### WHAT NEEDS TO BE DONE
Using the records below, filter out every line that lacks "tray" and copy the rest.

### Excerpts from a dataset
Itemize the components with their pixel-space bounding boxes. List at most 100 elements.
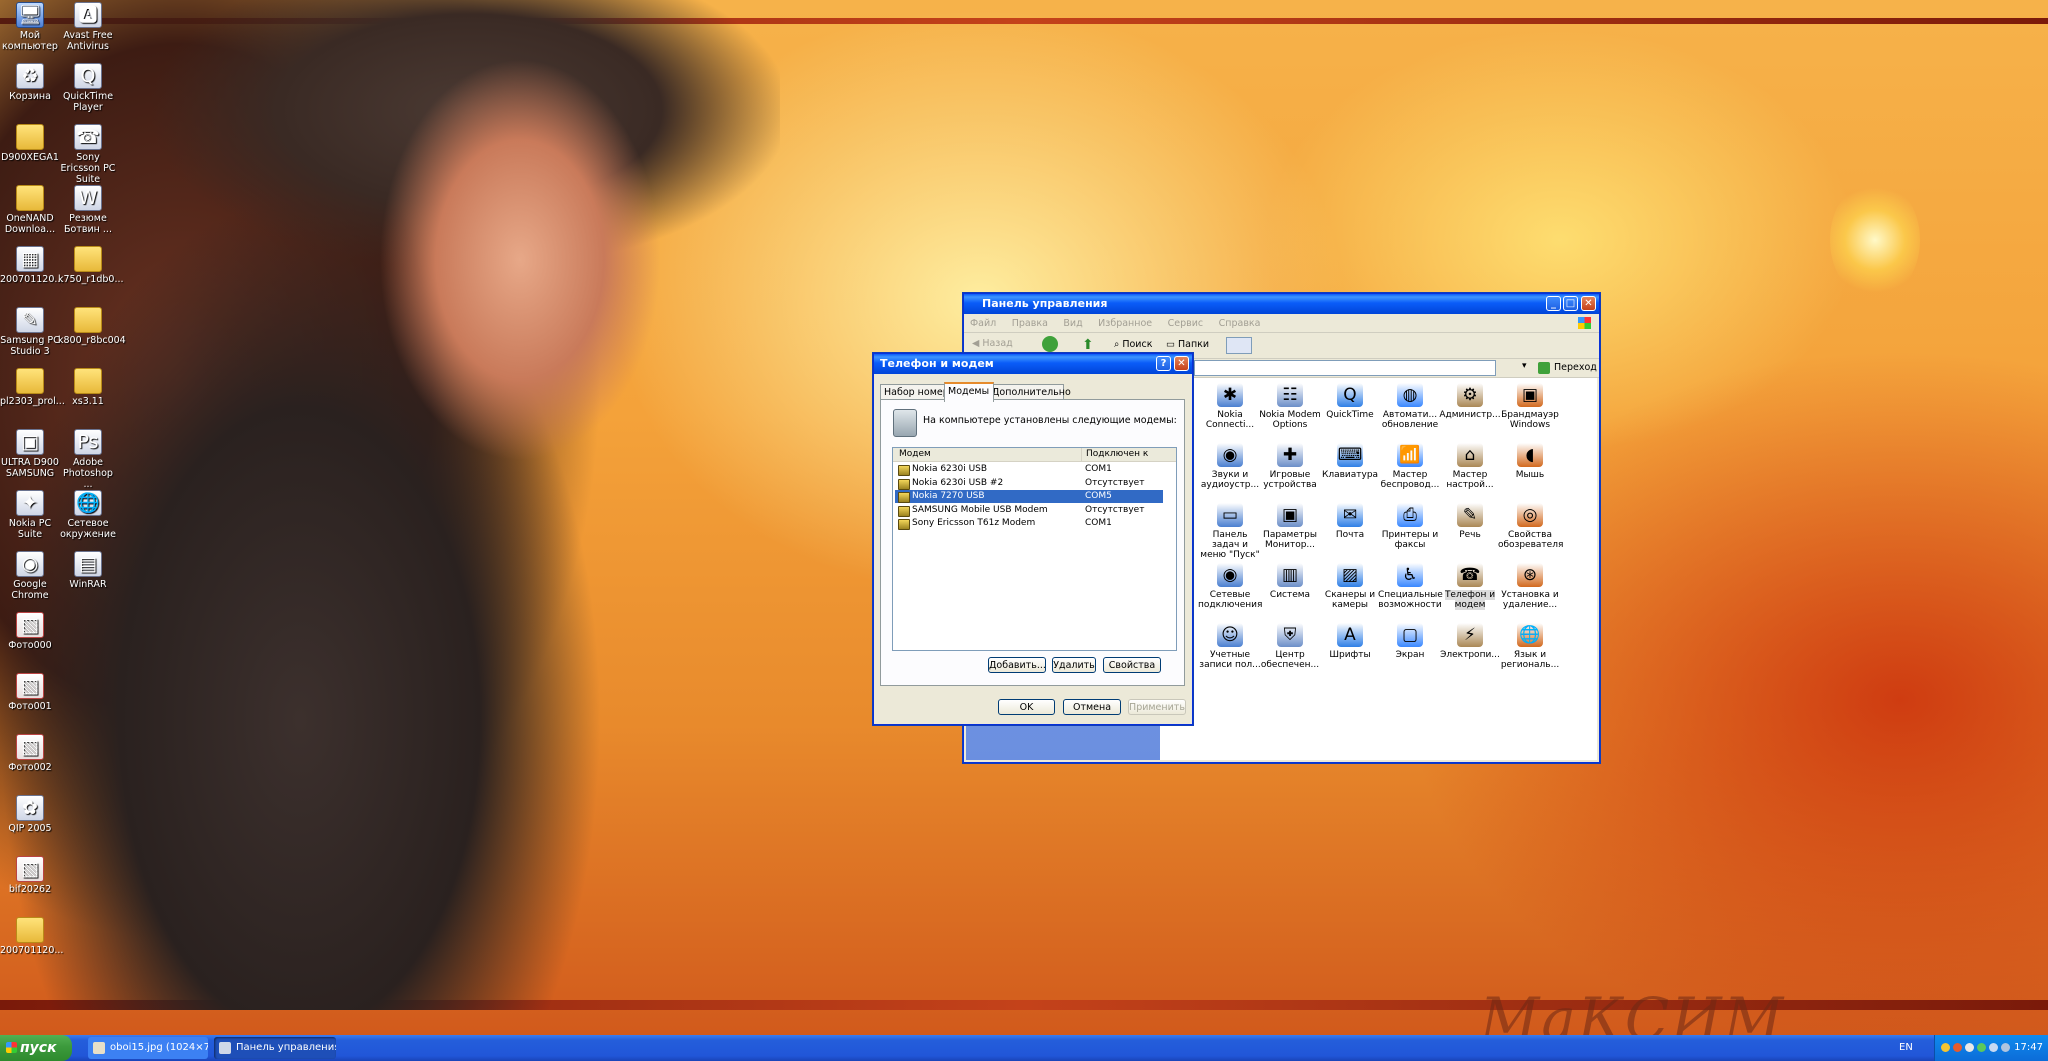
search-button[interactable]: ⌕ Поиск — [1114, 339, 1152, 350]
control-panel-item[interactable]: ✎ Речь — [1438, 503, 1502, 540]
menu-file[interactable]: Файл — [964, 315, 1002, 332]
control-panel-item[interactable]: ▢ Экран — [1378, 623, 1442, 660]
control-panel-item[interactable]: ▣ Параметры Монитор... — [1258, 503, 1322, 550]
back-button[interactable]: ◀ Назад — [972, 338, 1013, 349]
cancel-button[interactable]: Отмена — [1063, 699, 1121, 715]
desktop-icon[interactable]: ✦ Nokia PC Suite — [0, 490, 60, 540]
control-panel-item[interactable]: 📶 Мастер беспровод... — [1378, 443, 1442, 490]
phone-modem-dialog[interactable]: Телефон и модем ? ✕ Набор номера Модемы … — [873, 353, 1193, 725]
up-icon[interactable]: ⬆ — [1082, 337, 1094, 353]
table-row[interactable]: Nokia 6230i USB #2 Отсутствует — [895, 477, 1163, 490]
control-panel-item[interactable]: ◍ Автомати... обновление — [1378, 383, 1442, 430]
control-panel-item[interactable]: ⚙ Администр... — [1438, 383, 1502, 420]
control-panel-item[interactable]: ▨ Сканеры и камеры — [1318, 563, 1382, 610]
desktop-icon[interactable]: ▣ ULTRA D900 SAMSUNG — [0, 429, 60, 479]
control-panel-item[interactable]: ⎙ Принтеры и факсы — [1378, 503, 1442, 550]
column-attached-to[interactable]: Подключен к — [1081, 448, 1148, 461]
control-panel-item[interactable]: ◖ Мышь — [1498, 443, 1562, 480]
tab-modems[interactable]: Модемы — [944, 382, 994, 402]
control-panel-titlebar[interactable]: Панель управления _ □ ✕ — [964, 294, 1599, 314]
tab-advanced[interactable]: Дополнительно — [988, 384, 1071, 400]
remove-button[interactable]: Удалить — [1052, 657, 1096, 673]
desktop-icon[interactable]: ✎ Samsung PC Studio 3 — [0, 307, 60, 357]
tray-icon[interactable] — [2001, 1043, 2010, 1052]
taskbar-item-image-viewer[interactable]: oboi15.jpg (1024×76... — [88, 1037, 208, 1059]
desktop-icon[interactable]: ☎ Sony Ericsson PC Suite — [58, 124, 118, 185]
desktop-icon[interactable]: Q QuickTime Player — [58, 63, 118, 113]
menu-tools[interactable]: Сервис — [1162, 315, 1210, 332]
ok-button[interactable]: OK — [998, 699, 1055, 715]
control-panel-item[interactable]: ◉ Звуки и аудиоустр... — [1198, 443, 1262, 490]
menu-view[interactable]: Вид — [1057, 315, 1088, 332]
desktop-icon[interactable]: ◉ Google Chrome — [0, 551, 60, 601]
desktop-icon[interactable]: 🅰 Avast Free Antivirus — [58, 2, 118, 52]
maximize-button[interactable]: □ — [1563, 296, 1578, 311]
control-panel-item[interactable]: 🌐 Язык и региональ... — [1498, 623, 1562, 670]
desktop-icon[interactable]: ▧ bif20262 — [0, 856, 60, 895]
modem-list[interactable]: Модем Подключен к Nokia 6230i USB COM1 Nok… — [892, 447, 1177, 651]
folders-button[interactable]: ▭ Папки — [1166, 339, 1209, 350]
control-panel-item[interactable]: ⌨ Клавиатура — [1318, 443, 1382, 480]
desktop-icon[interactable]: D900XEGA1 — [0, 124, 60, 163]
help-button[interactable]: ? — [1156, 356, 1171, 371]
desktop-icon[interactable]: 🌐 Сетевое окружение — [58, 490, 118, 540]
language-indicator[interactable]: EN — [1899, 1035, 1913, 1061]
apply-button[interactable]: Применить — [1128, 699, 1186, 715]
desktop-icon[interactable]: W Резюме Ботвин ... — [58, 185, 118, 235]
tray-icon[interactable] — [1965, 1043, 1974, 1052]
desktop-icon[interactable]: pl2303_prol... — [0, 368, 65, 407]
desktop-icon[interactable]: ▦ 200701120... — [0, 246, 63, 285]
control-panel-item[interactable]: ◉ Сетевые подключения — [1198, 563, 1262, 610]
tray-icon[interactable] — [1953, 1043, 1962, 1052]
views-button[interactable] — [1226, 337, 1252, 354]
column-modem[interactable]: Модем — [899, 448, 931, 461]
tray-icon[interactable] — [1977, 1043, 1986, 1052]
clock[interactable]: 17:47 — [2014, 1035, 2043, 1061]
control-panel-item[interactable]: ♿ Специальные возможности — [1378, 563, 1443, 610]
desktop-icon[interactable]: ✿ QIP 2005 — [0, 795, 60, 834]
desktop-icon[interactable]: ▧ Фото000 — [0, 612, 60, 651]
desktop-icon[interactable]: ▤ WinRAR — [58, 551, 118, 590]
control-panel-item[interactable]: ☷ Nokia Modem Options — [1258, 383, 1322, 430]
control-panel-item[interactable]: ⊛ Установка и удаление... — [1498, 563, 1562, 610]
control-panel-item[interactable]: ☎ Телефон и модем — [1438, 563, 1502, 610]
dialog-titlebar[interactable]: Телефон и модем ? ✕ — [874, 354, 1192, 374]
desktop-icon[interactable]: ▧ Фото001 — [0, 673, 60, 712]
control-panel-item[interactable]: ☺ Учетные записи пол... — [1198, 623, 1262, 670]
control-panel-item[interactable]: A Шрифты — [1318, 623, 1382, 660]
menu-help[interactable]: Справка — [1213, 315, 1267, 332]
control-panel-item[interactable]: ⚡ Электропи... — [1438, 623, 1502, 660]
add-button[interactable]: Добавить... — [988, 657, 1046, 673]
table-row[interactable]: SAMSUNG Mobile USB Modem Отсутствует — [895, 504, 1163, 517]
control-panel-item[interactable]: ✚ Игровые устройства — [1258, 443, 1322, 490]
control-panel-item[interactable]: ⛨ Центр обеспечен... — [1258, 623, 1322, 670]
desktop-icon[interactable]: 200701120... — [0, 917, 63, 956]
desktop-icon[interactable]: xs3.11 — [58, 368, 118, 407]
start-button[interactable]: пуск — [0, 1035, 72, 1061]
desktop-icon[interactable]: 🖥 Мой компьютер — [0, 2, 60, 52]
tray-icon[interactable] — [1941, 1043, 1950, 1052]
control-panel-item[interactable]: ▭ Панель задач и меню "Пуск" — [1198, 503, 1262, 560]
menu-edit[interactable]: Правка — [1006, 315, 1054, 332]
control-panel-item[interactable]: ▣ Брандмауэр Windows — [1498, 383, 1562, 430]
desktop-icon[interactable]: ♻ Корзина — [0, 63, 60, 102]
control-panel-item[interactable]: Q QuickTime — [1318, 383, 1382, 420]
table-row[interactable]: Nokia 7270 USB COM5 — [895, 490, 1163, 503]
tab-dialing-rules[interactable]: Набор номера — [880, 384, 955, 400]
desktop-icon[interactable]: k800_r8bc004 — [58, 307, 126, 346]
close-button[interactable]: ✕ — [1581, 296, 1596, 311]
desktop-icon[interactable]: OneNAND Downloa... — [0, 185, 60, 235]
control-panel-item[interactable]: ⌂ Мастер настрой... — [1438, 443, 1502, 490]
menu-favorites[interactable]: Избранное — [1092, 315, 1158, 332]
desktop-icon[interactable]: Ps Adobe Photoshop ... — [58, 429, 118, 490]
control-panel-item[interactable]: ◎ Свойства обозревателя — [1498, 503, 1563, 550]
control-panel-item[interactable]: ✉ Почта — [1318, 503, 1382, 540]
minimize-button[interactable]: _ — [1546, 296, 1561, 311]
properties-button[interactable]: Свойства — [1103, 657, 1161, 673]
forward-icon[interactable] — [1042, 336, 1058, 352]
table-row[interactable]: Sony Ericsson T61z Modem COM1 — [895, 517, 1163, 530]
control-panel-item[interactable]: ▥ Система — [1258, 563, 1322, 600]
go-button[interactable]: Переход — [1536, 360, 1597, 376]
address-dropdown-icon[interactable]: ▾ — [1522, 361, 1527, 371]
close-button[interactable]: ✕ — [1174, 356, 1189, 371]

### REPLY TO THE TASK
tray-icon[interactable] — [2001, 1043, 2010, 1052]
tray-icon[interactable] — [1965, 1043, 1974, 1052]
tray-icon[interactable] — [1953, 1043, 1962, 1052]
tray-icon[interactable] — [1977, 1043, 1986, 1052]
tray-icon[interactable] — [1941, 1043, 1950, 1052]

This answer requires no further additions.